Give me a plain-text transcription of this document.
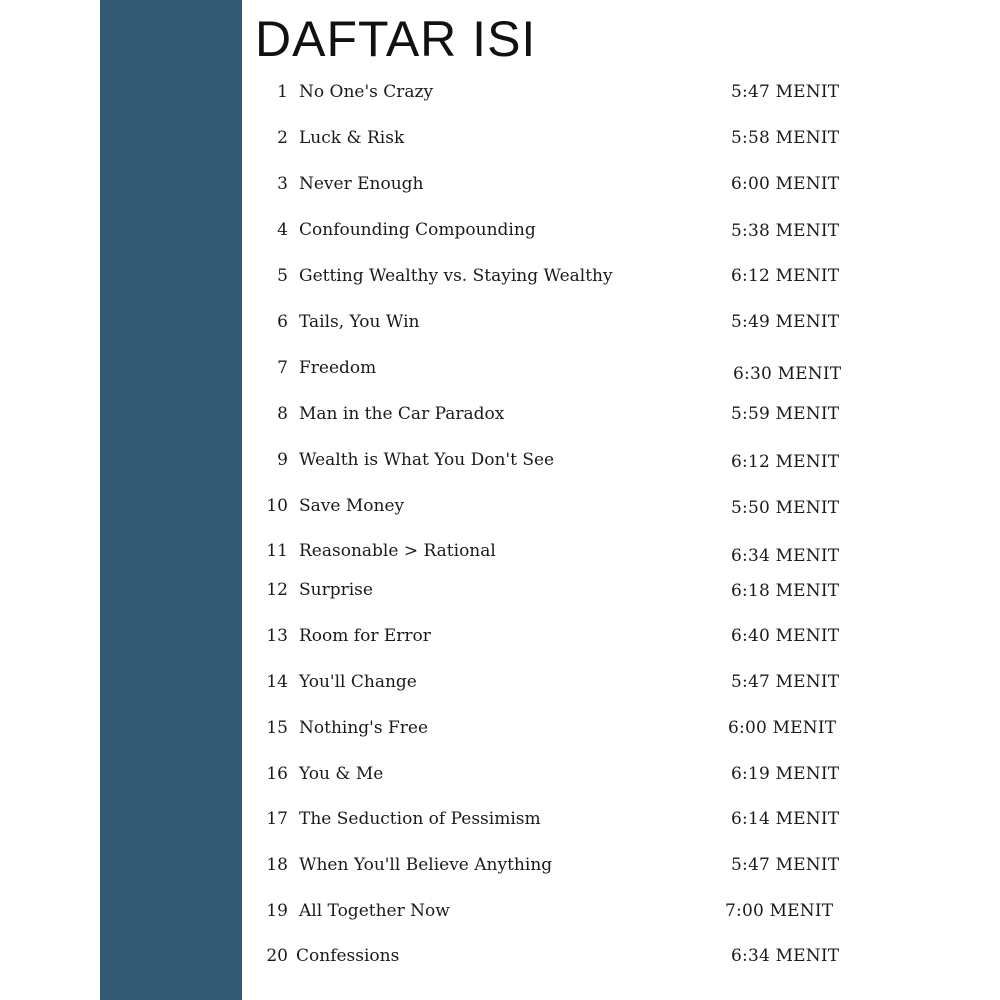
DAFTAR ISI
1 No One's Crazy	5:47 MENIT
2 Luck & Risk	5:58 MENIT
3 Never Enough	6:00 MENIT
4 Confounding Compounding	5:38 MENIT
5 Getting Wealthy vs. Staying Wealthy	6:12 MENIT
6 Tails, You Win	5:49 MENIT
7 Freedom	6:30 MENIT
8 Man in the Car Paradox	5:59 MENIT
9 Wealth is What You Don't See	6:12 MENIT
10 Save Money	5:50 MENIT
11 Reasonable > Rational	6:34 MENIT
12 Surprise	6:18 MENIT
13 Room for Error	6:40 MENIT
14 You'll Change	5:47 MENIT
15 Nothing's Free	6:00 MENIT
16 You & Me	6:19 MENIT
17 The Seduction of Pessimism	6:14 MENIT
18 When You'll Believe Anything	5:47 MENIT
19 All Together Now	7:00 MENIT
20 Confessions	6:34 MENIT
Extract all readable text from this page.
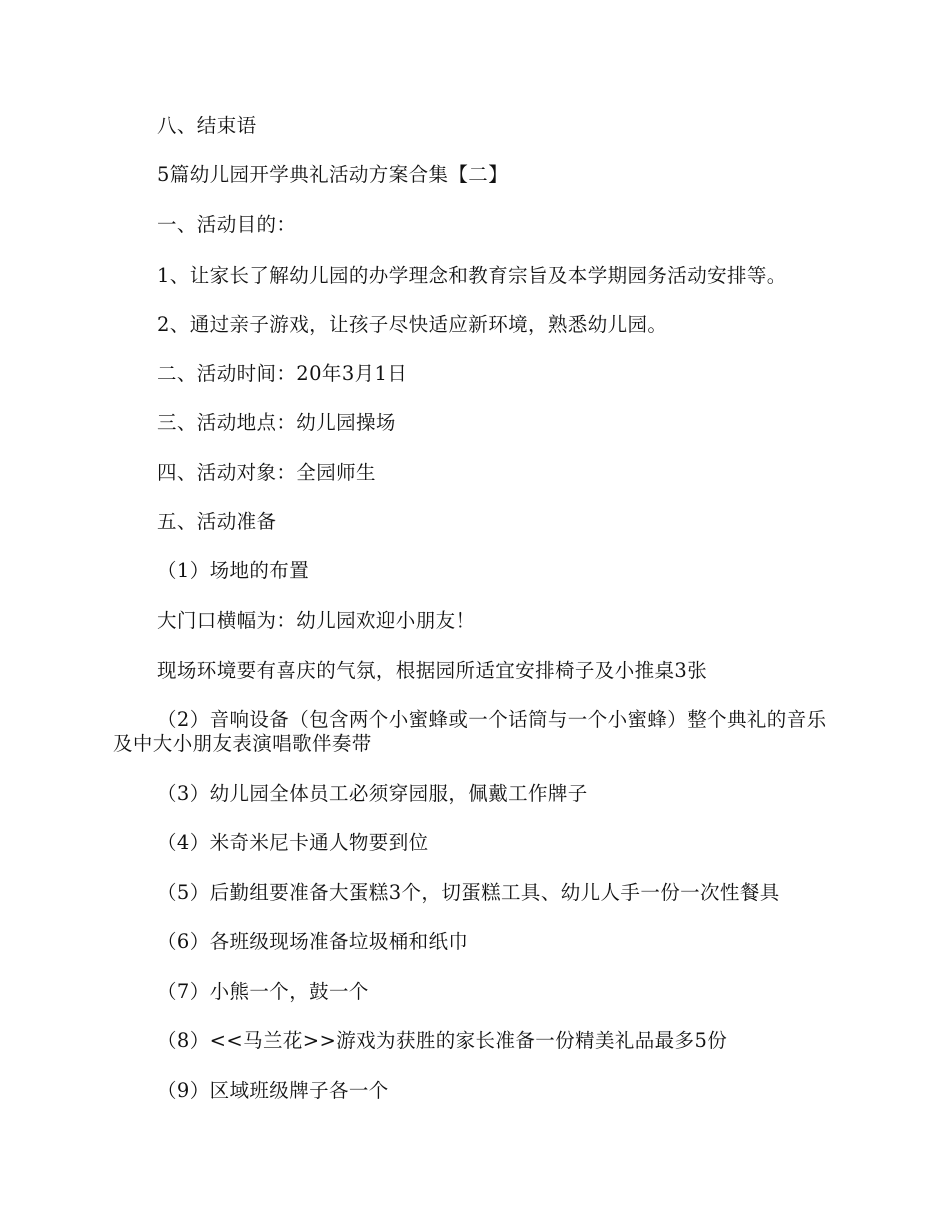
八、结束语
5篇幼儿园开学典礼活动方案合集【二】
一、活动目的：
1、让家长了解幼儿园的办学理念和教育宗旨及本学期园务活动安排等。
2、通过亲子游戏，让孩子尽快适应新环境，熟悉幼儿园。
二、活动时间：20年3月1日
三、活动地点：幼儿园操场
四、活动对象：全园师生
五、活动准备
（1）场地的布置
大门口横幅为：幼儿园欢迎小朋友！
现场环境要有喜庆的气氛，根据园所适宜安排椅子及小推桌3张
（2）音响设备（包含两个小蜜蜂或一个话筒与一个小蜜蜂）整个典礼的音乐及中大小朋友表演唱歌伴奏带
（3）幼儿园全体员工必须穿园服，佩戴工作牌子
（4）米奇米尼卡通人物要到位
（5）后勤组要准备大蛋糕3个，切蛋糕工具、幼儿人手一份一次性餐具
（6）各班级现场准备垃圾桶和纸巾
（7）小熊一个，鼓一个
（8）<<马兰花>>游戏为获胜的家长准备一份精美礼品最多5份
（9）区域班级牌子各一个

= = =

Images should not appear in the copy; retype the listing above exactly.

Give me a plain-text transcription of this document.
DAFTAR ISI
1 No One's Crazy	5:47 MENIT
2 Luck & Risk	5:58 MENIT
3 Never Enough	6:00 MENIT
4 Confounding Compounding	5:38 MENIT
5 Getting Wealthy vs. Staying Wealthy	6:12 MENIT
6 Tails, You Win	5:49 MENIT
7 Freedom	6:30 MENIT
8 Man in the Car Paradox	5:59 MENIT
9 Wealth is What You Don't See	6:12 MENIT
10 Save Money	5:50 MENIT
11 Reasonable > Rational	6:34 MENIT
12 Surprise	6:18 MENIT
13 Room for Error	6:40 MENIT
14 You'll Change	5:47 MENIT
15 Nothing's Free	6:00 MENIT
16 You & Me	6:19 MENIT
17 The Seduction of Pessimism	6:14 MENIT
18 When You'll Believe Anything	5:47 MENIT
19 All Together Now	7:00 MENIT
20 Confessions	6:34 MENIT
Extract all readable text from this page.
八、结束语
5篇幼儿园开学典礼活动方案合集【二】
一、活动目的：
1、让家长了解幼儿园的办学理念和教育宗旨及本学期园务活动安排等。
2、通过亲子游戏，让孩子尽快适应新环境，熟悉幼儿园。
二、活动时间：20年3月1日
三、活动地点：幼儿园操场
四、活动对象：全园师生
五、活动准备
（1）场地的布置
大门口横幅为：幼儿园欢迎小朋友！
现场环境要有喜庆的气氛，根据园所适宜安排椅子及小推桌3张
（2）音响设备（包含两个小蜜蜂或一个话筒与一个小蜜蜂）整个典礼的音乐及中大小朋友表演唱歌伴奏带
（3）幼儿园全体员工必须穿园服，佩戴工作牌子
（4）米奇米尼卡通人物要到位
（5）后勤组要准备大蛋糕3个，切蛋糕工具、幼儿人手一份一次性餐具
（6）各班级现场准备垃圾桶和纸巾
（7）小熊一个，鼓一个
（8）<<马兰花>>游戏为获胜的家长准备一份精美礼品最多5份
（9）区域班级牌子各一个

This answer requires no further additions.